> [YOUR TASK]: Without the pictures, give the entries below again exactly as written.

> [DATASET]:
▬▬▬▬▬▬▬▬▬▬

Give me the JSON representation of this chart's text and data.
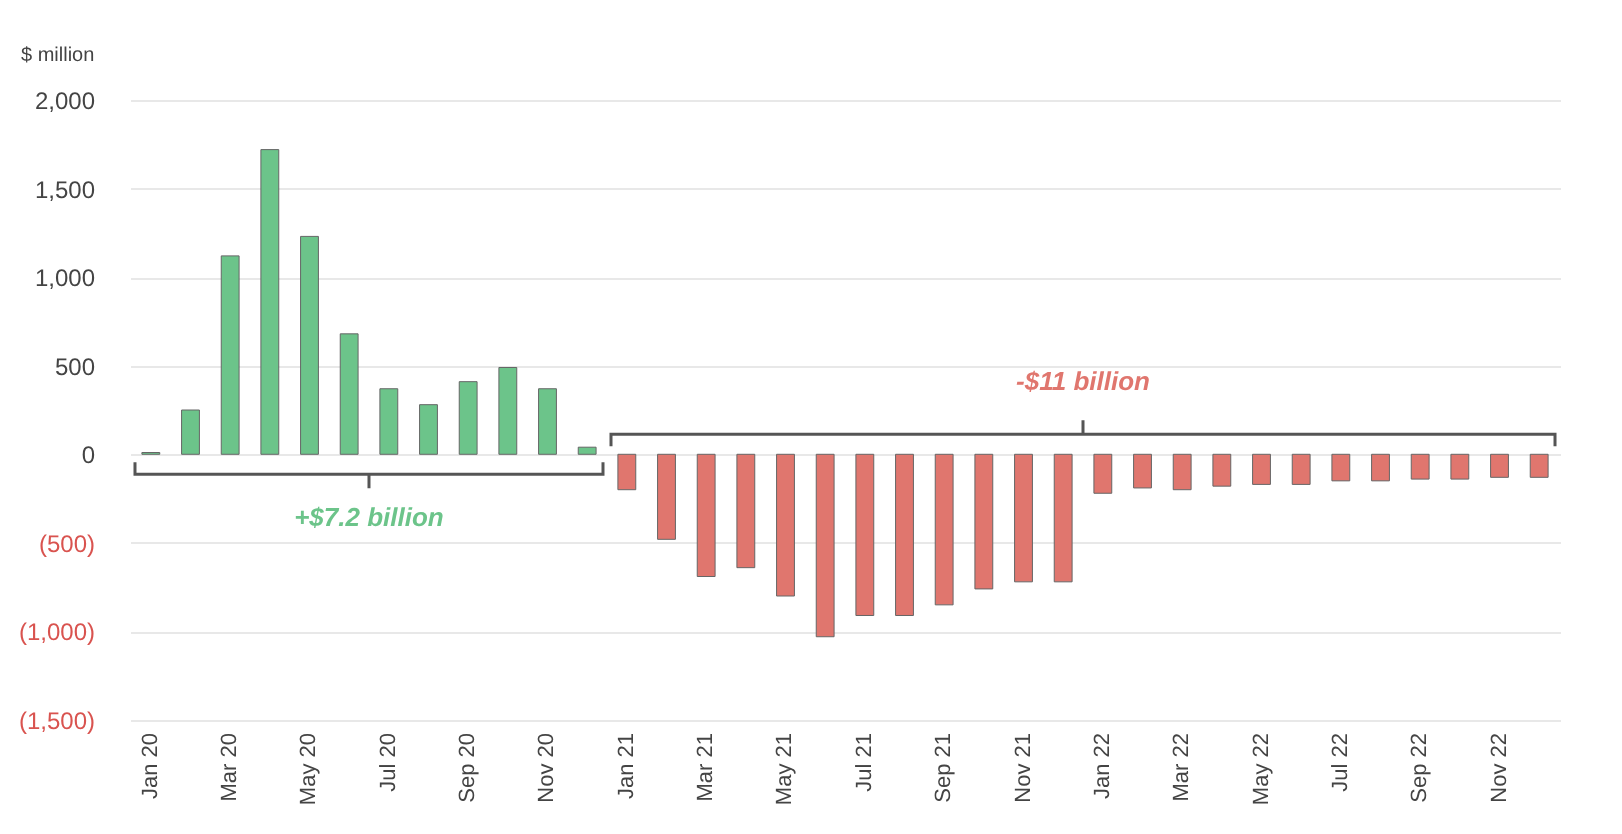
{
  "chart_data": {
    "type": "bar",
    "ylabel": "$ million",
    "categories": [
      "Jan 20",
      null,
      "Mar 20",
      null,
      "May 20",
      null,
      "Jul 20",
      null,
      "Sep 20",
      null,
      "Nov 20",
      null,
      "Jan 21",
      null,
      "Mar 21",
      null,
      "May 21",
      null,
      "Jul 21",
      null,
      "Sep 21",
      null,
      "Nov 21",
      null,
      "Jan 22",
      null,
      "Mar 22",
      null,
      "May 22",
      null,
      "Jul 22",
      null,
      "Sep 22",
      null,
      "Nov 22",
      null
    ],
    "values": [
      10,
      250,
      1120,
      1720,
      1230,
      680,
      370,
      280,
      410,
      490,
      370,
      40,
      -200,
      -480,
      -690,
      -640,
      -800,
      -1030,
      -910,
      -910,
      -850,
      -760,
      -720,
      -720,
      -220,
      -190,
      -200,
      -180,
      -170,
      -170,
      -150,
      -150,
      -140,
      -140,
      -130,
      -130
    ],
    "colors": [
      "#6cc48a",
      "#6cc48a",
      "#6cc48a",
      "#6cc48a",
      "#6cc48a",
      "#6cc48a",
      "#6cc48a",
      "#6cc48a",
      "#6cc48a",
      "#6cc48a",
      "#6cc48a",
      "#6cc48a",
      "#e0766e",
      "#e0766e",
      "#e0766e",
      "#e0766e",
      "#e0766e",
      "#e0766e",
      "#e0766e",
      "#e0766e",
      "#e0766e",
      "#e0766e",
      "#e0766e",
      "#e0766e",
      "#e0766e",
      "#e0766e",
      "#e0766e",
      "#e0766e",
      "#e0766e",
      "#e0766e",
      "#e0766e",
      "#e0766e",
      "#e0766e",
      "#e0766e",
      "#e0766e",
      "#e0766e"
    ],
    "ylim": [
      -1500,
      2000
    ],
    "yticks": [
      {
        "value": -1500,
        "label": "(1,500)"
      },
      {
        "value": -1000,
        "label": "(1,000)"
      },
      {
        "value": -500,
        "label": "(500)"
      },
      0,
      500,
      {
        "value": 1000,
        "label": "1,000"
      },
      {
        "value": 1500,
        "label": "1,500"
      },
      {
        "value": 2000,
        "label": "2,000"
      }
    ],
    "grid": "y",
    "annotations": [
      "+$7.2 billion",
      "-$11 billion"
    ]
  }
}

▬▬▬▬▬▬▬▬▬▬

> [REPLY TO THE EXERCISE]:
Give me the JSON representation of this chart's text and data.
{
  "chart_data": {
    "type": "bar",
    "ylabel": "$ million",
    "categories": [
      "Jan 20",
      null,
      "Mar 20",
      null,
      "May 20",
      null,
      "Jul 20",
      null,
      "Sep 20",
      null,
      "Nov 20",
      null,
      "Jan 21",
      null,
      "Mar 21",
      null,
      "May 21",
      null,
      "Jul 21",
      null,
      "Sep 21",
      null,
      "Nov 21",
      null,
      "Jan 22",
      null,
      "Mar 22",
      null,
      "May 22",
      null,
      "Jul 22",
      null,
      "Sep 22",
      null,
      "Nov 22",
      null
    ],
    "values": [
      10,
      250,
      1120,
      1720,
      1230,
      680,
      370,
      280,
      410,
      490,
      370,
      40,
      -200,
      -480,
      -690,
      -640,
      -800,
      -1030,
      -910,
      -910,
      -850,
      -760,
      -720,
      -720,
      -220,
      -190,
      -200,
      -180,
      -170,
      -170,
      -150,
      -150,
      -140,
      -140,
      -130,
      -130
    ],
    "colors": [
      "#6cc48a",
      "#6cc48a",
      "#6cc48a",
      "#6cc48a",
      "#6cc48a",
      "#6cc48a",
      "#6cc48a",
      "#6cc48a",
      "#6cc48a",
      "#6cc48a",
      "#6cc48a",
      "#6cc48a",
      "#e0766e",
      "#e0766e",
      "#e0766e",
      "#e0766e",
      "#e0766e",
      "#e0766e",
      "#e0766e",
      "#e0766e",
      "#e0766e",
      "#e0766e",
      "#e0766e",
      "#e0766e",
      "#e0766e",
      "#e0766e",
      "#e0766e",
      "#e0766e",
      "#e0766e",
      "#e0766e",
      "#e0766e",
      "#e0766e",
      "#e0766e",
      "#e0766e",
      "#e0766e",
      "#e0766e"
    ],
    "ylim": [
      -1500,
      2000
    ],
    "yticks": [
      {
        "value": -1500,
        "label": "(1,500)"
      },
      {
        "value": -1000,
        "label": "(1,000)"
      },
      {
        "value": -500,
        "label": "(500)"
      },
      0,
      500,
      {
        "value": 1000,
        "label": "1,000"
      },
      {
        "value": 1500,
        "label": "1,500"
      },
      {
        "value": 2000,
        "label": "2,000"
      }
    ],
    "grid": "y",
    "annotations": [
      "+$7.2 billion",
      "-$11 billion"
    ]
  }
}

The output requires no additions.